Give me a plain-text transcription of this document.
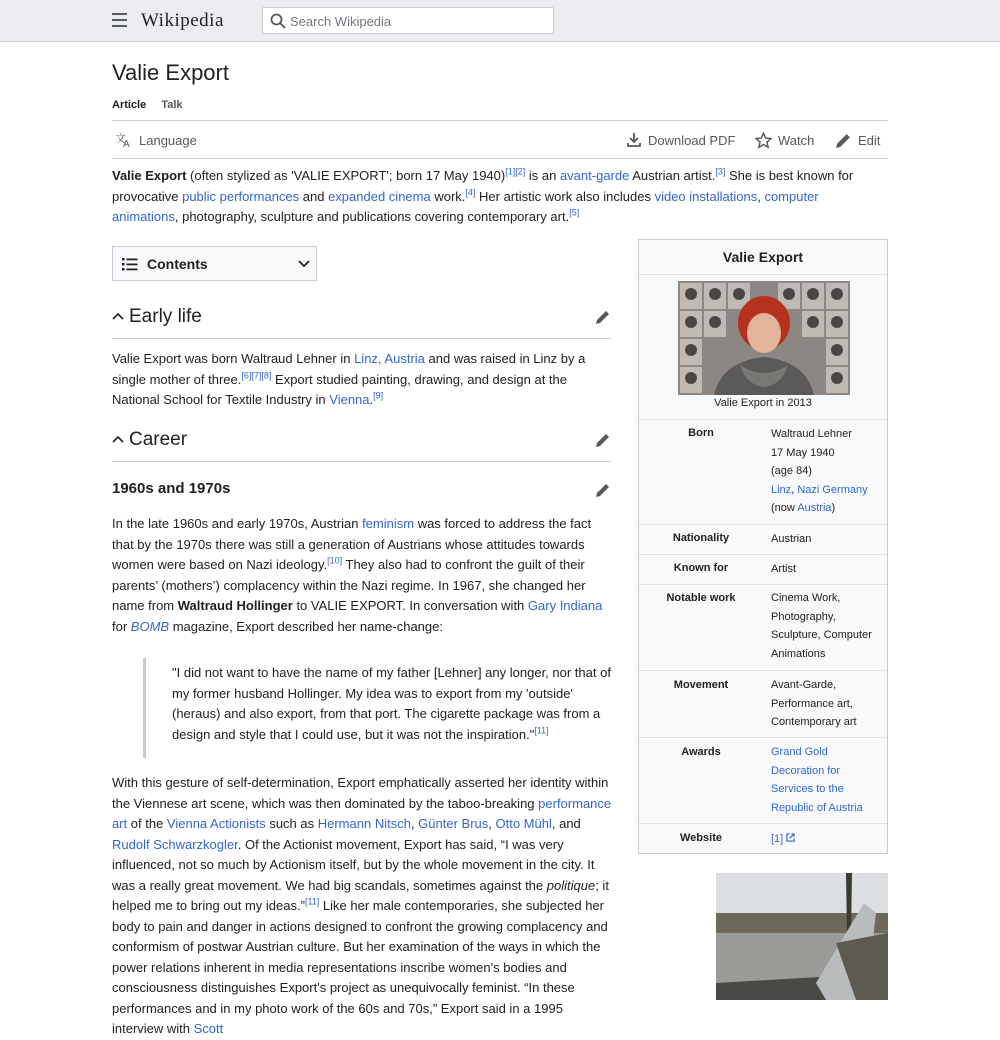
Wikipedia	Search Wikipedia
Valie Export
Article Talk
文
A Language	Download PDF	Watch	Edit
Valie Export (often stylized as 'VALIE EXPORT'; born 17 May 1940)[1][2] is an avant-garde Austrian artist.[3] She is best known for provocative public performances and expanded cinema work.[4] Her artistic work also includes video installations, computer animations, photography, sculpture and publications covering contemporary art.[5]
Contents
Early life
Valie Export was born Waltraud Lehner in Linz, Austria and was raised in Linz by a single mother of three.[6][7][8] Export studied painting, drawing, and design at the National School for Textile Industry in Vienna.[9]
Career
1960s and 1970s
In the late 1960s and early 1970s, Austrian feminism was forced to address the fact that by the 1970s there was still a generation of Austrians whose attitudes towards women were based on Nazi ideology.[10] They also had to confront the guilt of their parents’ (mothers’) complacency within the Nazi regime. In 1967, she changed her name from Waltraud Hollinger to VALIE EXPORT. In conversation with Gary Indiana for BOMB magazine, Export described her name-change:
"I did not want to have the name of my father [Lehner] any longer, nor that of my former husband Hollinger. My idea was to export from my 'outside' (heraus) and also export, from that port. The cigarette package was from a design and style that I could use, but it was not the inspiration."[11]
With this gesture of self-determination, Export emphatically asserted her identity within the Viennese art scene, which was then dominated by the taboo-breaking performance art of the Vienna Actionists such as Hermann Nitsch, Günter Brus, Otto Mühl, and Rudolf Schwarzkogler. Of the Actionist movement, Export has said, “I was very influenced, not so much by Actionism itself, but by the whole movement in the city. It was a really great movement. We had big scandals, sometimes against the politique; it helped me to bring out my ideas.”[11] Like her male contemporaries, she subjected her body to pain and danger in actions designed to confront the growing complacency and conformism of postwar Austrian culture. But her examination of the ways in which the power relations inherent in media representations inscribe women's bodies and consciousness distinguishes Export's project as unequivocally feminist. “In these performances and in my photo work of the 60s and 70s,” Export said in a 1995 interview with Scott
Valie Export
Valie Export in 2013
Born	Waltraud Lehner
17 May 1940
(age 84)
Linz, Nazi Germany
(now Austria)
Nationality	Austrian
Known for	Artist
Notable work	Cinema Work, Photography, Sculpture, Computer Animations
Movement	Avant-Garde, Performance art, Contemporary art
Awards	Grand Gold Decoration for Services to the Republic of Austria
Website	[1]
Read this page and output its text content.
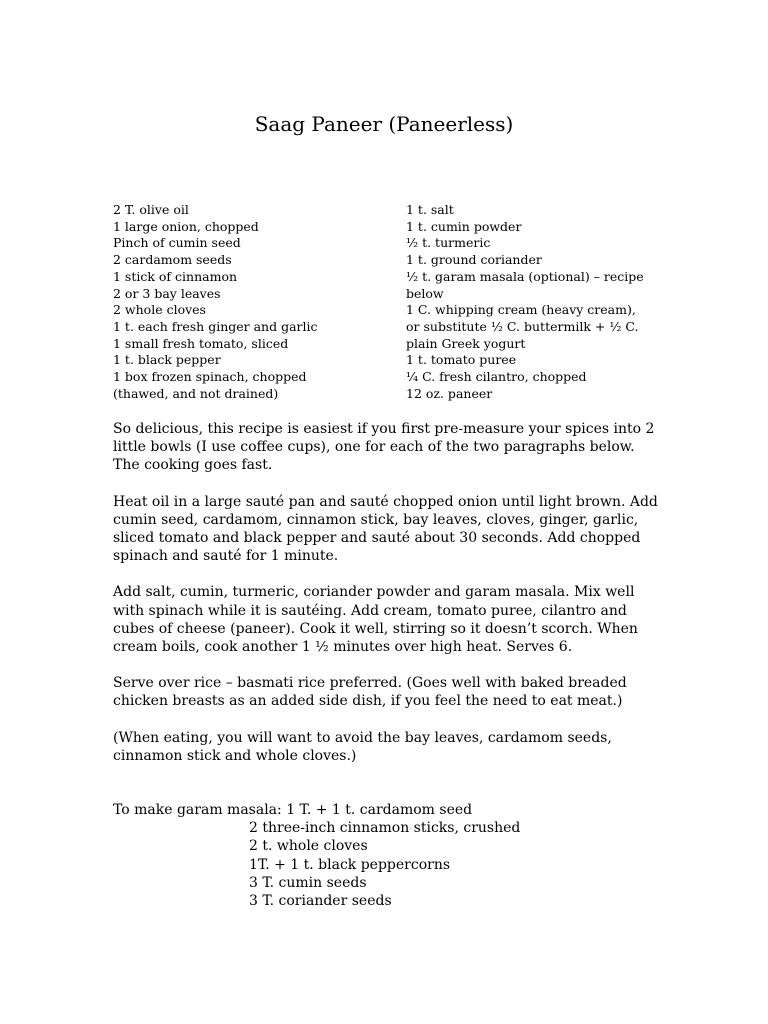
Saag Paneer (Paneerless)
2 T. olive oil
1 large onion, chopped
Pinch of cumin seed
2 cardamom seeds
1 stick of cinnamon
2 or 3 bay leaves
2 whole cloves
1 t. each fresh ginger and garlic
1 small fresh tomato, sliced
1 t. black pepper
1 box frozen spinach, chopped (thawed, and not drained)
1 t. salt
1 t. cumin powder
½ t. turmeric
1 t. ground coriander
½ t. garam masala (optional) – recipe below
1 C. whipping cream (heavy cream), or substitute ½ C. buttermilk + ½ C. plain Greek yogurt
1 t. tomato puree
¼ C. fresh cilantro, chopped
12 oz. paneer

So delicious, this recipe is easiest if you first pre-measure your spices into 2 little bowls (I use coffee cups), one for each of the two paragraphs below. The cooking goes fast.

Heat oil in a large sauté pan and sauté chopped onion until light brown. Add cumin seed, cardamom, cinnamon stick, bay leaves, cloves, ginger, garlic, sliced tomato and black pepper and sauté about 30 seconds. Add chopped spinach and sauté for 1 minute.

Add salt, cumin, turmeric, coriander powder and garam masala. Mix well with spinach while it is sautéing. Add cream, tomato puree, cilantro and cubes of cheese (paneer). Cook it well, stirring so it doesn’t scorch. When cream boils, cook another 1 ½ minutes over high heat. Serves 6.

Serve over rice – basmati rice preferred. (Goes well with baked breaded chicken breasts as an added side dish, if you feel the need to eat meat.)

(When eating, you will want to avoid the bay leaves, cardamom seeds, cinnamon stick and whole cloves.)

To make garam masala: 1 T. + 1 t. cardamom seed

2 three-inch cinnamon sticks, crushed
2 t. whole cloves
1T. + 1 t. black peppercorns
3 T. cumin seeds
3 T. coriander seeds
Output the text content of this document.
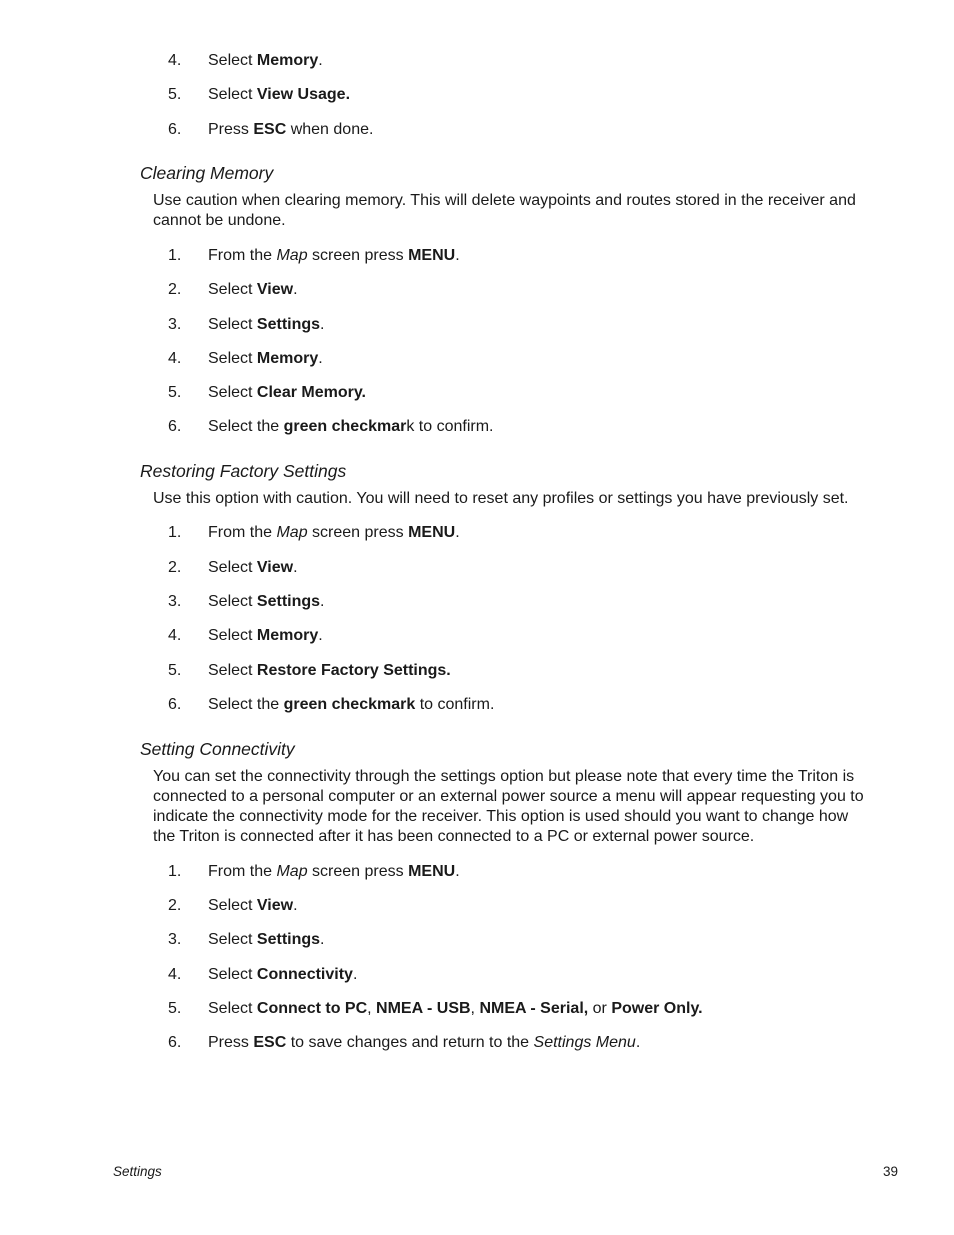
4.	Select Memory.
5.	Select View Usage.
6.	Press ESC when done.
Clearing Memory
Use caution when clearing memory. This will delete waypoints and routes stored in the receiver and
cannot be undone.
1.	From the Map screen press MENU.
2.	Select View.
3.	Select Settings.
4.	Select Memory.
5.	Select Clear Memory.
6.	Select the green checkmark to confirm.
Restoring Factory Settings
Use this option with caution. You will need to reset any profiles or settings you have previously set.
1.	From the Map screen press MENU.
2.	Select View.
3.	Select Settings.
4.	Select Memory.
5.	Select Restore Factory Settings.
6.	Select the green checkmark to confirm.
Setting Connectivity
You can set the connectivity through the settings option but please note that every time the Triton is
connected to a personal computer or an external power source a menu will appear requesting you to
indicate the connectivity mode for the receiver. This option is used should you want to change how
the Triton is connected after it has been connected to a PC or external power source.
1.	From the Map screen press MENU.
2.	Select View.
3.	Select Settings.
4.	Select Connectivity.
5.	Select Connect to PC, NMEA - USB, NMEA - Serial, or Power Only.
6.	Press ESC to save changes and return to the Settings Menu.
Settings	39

***

EXERCISE OBJECTIVE:
Go through the preceding material and copy each line that has the word "cream".

RIGHT ANSWER:
1 C. whipping cream (heavy cream), or substitute ½ C. buttermilk + ½ C. plain Greek yogurt
Add salt, cumin, turmeric, coriander powder and garam masala. Mix well with spinach while it is sautéing. Add cream, tomato puree, cilantro and cubes of cheese (paneer). Cook it well, stirring so it doesn’t scorch. When cream boils, cook another 1 ½ minutes over high heat. Serves 6.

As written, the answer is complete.